((

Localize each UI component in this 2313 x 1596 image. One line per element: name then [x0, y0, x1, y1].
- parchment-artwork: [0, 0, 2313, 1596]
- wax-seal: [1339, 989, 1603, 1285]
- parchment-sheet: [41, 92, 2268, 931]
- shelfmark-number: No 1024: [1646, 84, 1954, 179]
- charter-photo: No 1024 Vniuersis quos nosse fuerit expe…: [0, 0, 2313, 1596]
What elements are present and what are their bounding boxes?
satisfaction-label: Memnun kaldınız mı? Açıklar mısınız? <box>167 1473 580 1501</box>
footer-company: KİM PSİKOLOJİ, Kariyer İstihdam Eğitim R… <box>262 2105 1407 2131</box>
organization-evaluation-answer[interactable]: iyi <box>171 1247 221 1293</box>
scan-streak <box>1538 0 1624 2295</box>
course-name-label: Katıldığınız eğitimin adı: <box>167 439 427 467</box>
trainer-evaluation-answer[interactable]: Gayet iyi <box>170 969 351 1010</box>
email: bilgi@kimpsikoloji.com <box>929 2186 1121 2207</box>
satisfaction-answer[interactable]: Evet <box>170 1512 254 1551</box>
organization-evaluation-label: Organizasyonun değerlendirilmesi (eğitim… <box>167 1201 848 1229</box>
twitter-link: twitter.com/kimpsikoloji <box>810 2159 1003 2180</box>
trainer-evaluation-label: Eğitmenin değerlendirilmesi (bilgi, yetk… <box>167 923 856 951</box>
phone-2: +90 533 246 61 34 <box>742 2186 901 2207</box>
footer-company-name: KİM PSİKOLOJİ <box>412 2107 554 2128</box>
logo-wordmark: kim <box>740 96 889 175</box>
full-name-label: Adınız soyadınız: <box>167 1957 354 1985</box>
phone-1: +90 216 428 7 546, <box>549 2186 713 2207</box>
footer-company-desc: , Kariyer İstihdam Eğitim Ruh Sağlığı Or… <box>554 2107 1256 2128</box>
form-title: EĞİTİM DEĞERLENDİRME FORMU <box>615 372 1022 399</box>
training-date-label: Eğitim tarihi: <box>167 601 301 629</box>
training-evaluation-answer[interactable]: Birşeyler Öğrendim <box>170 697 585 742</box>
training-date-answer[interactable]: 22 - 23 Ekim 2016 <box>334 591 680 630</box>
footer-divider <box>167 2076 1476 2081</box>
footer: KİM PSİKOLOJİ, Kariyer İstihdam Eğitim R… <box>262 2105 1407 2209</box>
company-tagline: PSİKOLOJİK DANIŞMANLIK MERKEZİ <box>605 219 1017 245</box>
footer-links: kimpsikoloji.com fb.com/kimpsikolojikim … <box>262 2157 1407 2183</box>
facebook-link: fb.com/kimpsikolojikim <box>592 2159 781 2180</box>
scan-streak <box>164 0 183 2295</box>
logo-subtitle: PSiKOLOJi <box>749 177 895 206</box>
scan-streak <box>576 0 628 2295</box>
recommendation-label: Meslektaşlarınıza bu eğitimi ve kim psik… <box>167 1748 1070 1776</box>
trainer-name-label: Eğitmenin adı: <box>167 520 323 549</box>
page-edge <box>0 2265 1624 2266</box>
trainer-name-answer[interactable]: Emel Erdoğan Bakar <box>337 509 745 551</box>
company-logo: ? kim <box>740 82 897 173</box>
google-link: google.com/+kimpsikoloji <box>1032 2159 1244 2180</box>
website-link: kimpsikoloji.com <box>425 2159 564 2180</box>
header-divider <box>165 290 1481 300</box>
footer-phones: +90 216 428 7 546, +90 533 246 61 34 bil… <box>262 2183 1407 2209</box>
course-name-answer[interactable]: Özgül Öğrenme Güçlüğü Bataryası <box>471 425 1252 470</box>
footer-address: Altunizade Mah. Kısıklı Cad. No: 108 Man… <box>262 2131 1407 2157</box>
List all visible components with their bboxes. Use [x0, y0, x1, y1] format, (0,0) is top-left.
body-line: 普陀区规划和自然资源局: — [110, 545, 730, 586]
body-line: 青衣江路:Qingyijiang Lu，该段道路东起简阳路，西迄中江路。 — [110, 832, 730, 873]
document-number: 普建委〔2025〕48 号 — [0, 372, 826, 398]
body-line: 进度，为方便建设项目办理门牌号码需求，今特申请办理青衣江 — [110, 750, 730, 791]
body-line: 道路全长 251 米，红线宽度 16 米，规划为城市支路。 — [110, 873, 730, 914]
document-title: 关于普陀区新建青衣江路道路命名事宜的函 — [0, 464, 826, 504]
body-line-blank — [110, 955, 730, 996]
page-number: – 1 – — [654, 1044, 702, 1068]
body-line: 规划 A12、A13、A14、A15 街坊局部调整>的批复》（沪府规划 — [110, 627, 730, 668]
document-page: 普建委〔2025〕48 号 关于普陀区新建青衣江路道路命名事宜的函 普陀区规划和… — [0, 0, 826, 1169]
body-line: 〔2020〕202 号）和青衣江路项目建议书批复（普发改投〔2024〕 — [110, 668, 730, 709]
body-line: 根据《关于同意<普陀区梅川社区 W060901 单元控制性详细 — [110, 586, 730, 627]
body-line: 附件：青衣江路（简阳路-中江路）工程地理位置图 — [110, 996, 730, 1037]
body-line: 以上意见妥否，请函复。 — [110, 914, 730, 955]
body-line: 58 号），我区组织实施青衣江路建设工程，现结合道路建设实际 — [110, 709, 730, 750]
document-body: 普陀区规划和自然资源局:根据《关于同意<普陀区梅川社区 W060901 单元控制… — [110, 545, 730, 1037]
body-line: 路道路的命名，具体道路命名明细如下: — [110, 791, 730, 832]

))

Copy all the entries, but replace "wax-seal" with "seal-impression" and leave everything else unchanged.

Localize each UI component in this 2313 x 1596 image. One line per element: name then [x0, y0, x1, y1].
- parchment-artwork: [0, 0, 2313, 1596]
- seal-impression: [1339, 989, 1603, 1285]
- parchment-sheet: [41, 92, 2268, 931]
- shelfmark-number: No 1024: [1646, 84, 1954, 179]
- charter-photo: No 1024 Vniuersis quos nosse fuerit expe…: [0, 0, 2313, 1596]
What elements are present and what are their bounding boxes?
satisfaction-label: Memnun kaldınız mı? Açıklar mısınız? <box>167 1473 580 1501</box>
footer-company: KİM PSİKOLOJİ, Kariyer İstihdam Eğitim R… <box>262 2105 1407 2131</box>
organization-evaluation-answer[interactable]: iyi <box>171 1247 221 1293</box>
scan-streak <box>1538 0 1624 2295</box>
course-name-label: Katıldığınız eğitimin adı: <box>167 439 427 467</box>
trainer-evaluation-answer[interactable]: Gayet iyi <box>170 969 351 1010</box>
email: bilgi@kimpsikoloji.com <box>929 2186 1121 2207</box>
satisfaction-answer[interactable]: Evet <box>170 1512 254 1551</box>
organization-evaluation-label: Organizasyonun değerlendirilmesi (eğitim… <box>167 1201 848 1229</box>
twitter-link: twitter.com/kimpsikoloji <box>810 2159 1003 2180</box>
trainer-evaluation-label: Eğitmenin değerlendirilmesi (bilgi, yetk… <box>167 923 856 951</box>
phone-2: +90 533 246 61 34 <box>742 2186 901 2207</box>
footer-company-name: KİM PSİKOLOJİ <box>412 2107 554 2128</box>
logo-wordmark: kim <box>740 96 889 175</box>
full-name-label: Adınız soyadınız: <box>167 1957 354 1985</box>
phone-1: +90 216 428 7 546, <box>549 2186 713 2207</box>
footer-company-desc: , Kariyer İstihdam Eğitim Ruh Sağlığı Or… <box>554 2107 1256 2128</box>
form-title: EĞİTİM DEĞERLENDİRME FORMU <box>615 372 1022 399</box>
training-date-label: Eğitim tarihi: <box>167 601 301 629</box>
training-evaluation-answer[interactable]: Birşeyler Öğrendim <box>170 697 585 742</box>
training-date-answer[interactable]: 22 - 23 Ekim 2016 <box>334 591 680 630</box>
footer-divider <box>167 2076 1476 2081</box>
footer: KİM PSİKOLOJİ, Kariyer İstihdam Eğitim R… <box>262 2105 1407 2209</box>
company-tagline: PSİKOLOJİK DANIŞMANLIK MERKEZİ <box>605 219 1017 245</box>
footer-links: kimpsikoloji.com fb.com/kimpsikolojikim … <box>262 2157 1407 2183</box>
facebook-link: fb.com/kimpsikolojikim <box>592 2159 781 2180</box>
scan-streak <box>164 0 183 2295</box>
logo-subtitle: PSiKOLOJi <box>749 177 895 206</box>
scan-streak <box>576 0 628 2295</box>
recommendation-label: Meslektaşlarınıza bu eğitimi ve kim psik… <box>167 1748 1070 1776</box>
trainer-name-label: Eğitmenin adı: <box>167 520 323 549</box>
page-edge <box>0 2265 1624 2266</box>
trainer-name-answer[interactable]: Emel Erdoğan Bakar <box>337 509 745 551</box>
company-logo: ? kim <box>740 82 897 173</box>
google-link: google.com/+kimpsikoloji <box>1032 2159 1244 2180</box>
website-link: kimpsikoloji.com <box>425 2159 564 2180</box>
header-divider <box>165 290 1481 300</box>
footer-phones: +90 216 428 7 546, +90 533 246 61 34 bil… <box>262 2183 1407 2209</box>
course-name-answer[interactable]: Özgül Öğrenme Güçlüğü Bataryası <box>471 425 1252 470</box>
footer-address: Altunizade Mah. Kısıklı Cad. No: 108 Man… <box>262 2131 1407 2157</box>
List all visible components with their bboxes. Use [x0, y0, x1, y1] format, (0,0) is top-left.
body-line: 普陀区规划和自然资源局: — [110, 545, 730, 586]
body-line: 青衣江路:Qingyijiang Lu，该段道路东起简阳路，西迄中江路。 — [110, 832, 730, 873]
document-number: 普建委〔2025〕48 号 — [0, 372, 826, 398]
body-line: 进度，为方便建设项目办理门牌号码需求，今特申请办理青衣江 — [110, 750, 730, 791]
body-line: 道路全长 251 米，红线宽度 16 米，规划为城市支路。 — [110, 873, 730, 914]
document-title: 关于普陀区新建青衣江路道路命名事宜的函 — [0, 464, 826, 504]
body-line-blank — [110, 955, 730, 996]
page-number: – 1 – — [654, 1044, 702, 1068]
body-line: 规划 A12、A13、A14、A15 街坊局部调整>的批复》（沪府规划 — [110, 627, 730, 668]
document-page: 普建委〔2025〕48 号 关于普陀区新建青衣江路道路命名事宜的函 普陀区规划和… — [0, 0, 826, 1169]
body-line: 〔2020〕202 号）和青衣江路项目建议书批复（普发改投〔2024〕 — [110, 668, 730, 709]
body-line: 根据《关于同意<普陀区梅川社区 W060901 单元控制性详细 — [110, 586, 730, 627]
body-line: 附件：青衣江路（简阳路-中江路）工程地理位置图 — [110, 996, 730, 1037]
body-line: 以上意见妥否，请函复。 — [110, 914, 730, 955]
body-line: 58 号），我区组织实施青衣江路建设工程，现结合道路建设实际 — [110, 709, 730, 750]
document-body: 普陀区规划和自然资源局:根据《关于同意<普陀区梅川社区 W060901 单元控制… — [110, 545, 730, 1037]
body-line: 路道路的命名，具体道路命名明细如下: — [110, 791, 730, 832]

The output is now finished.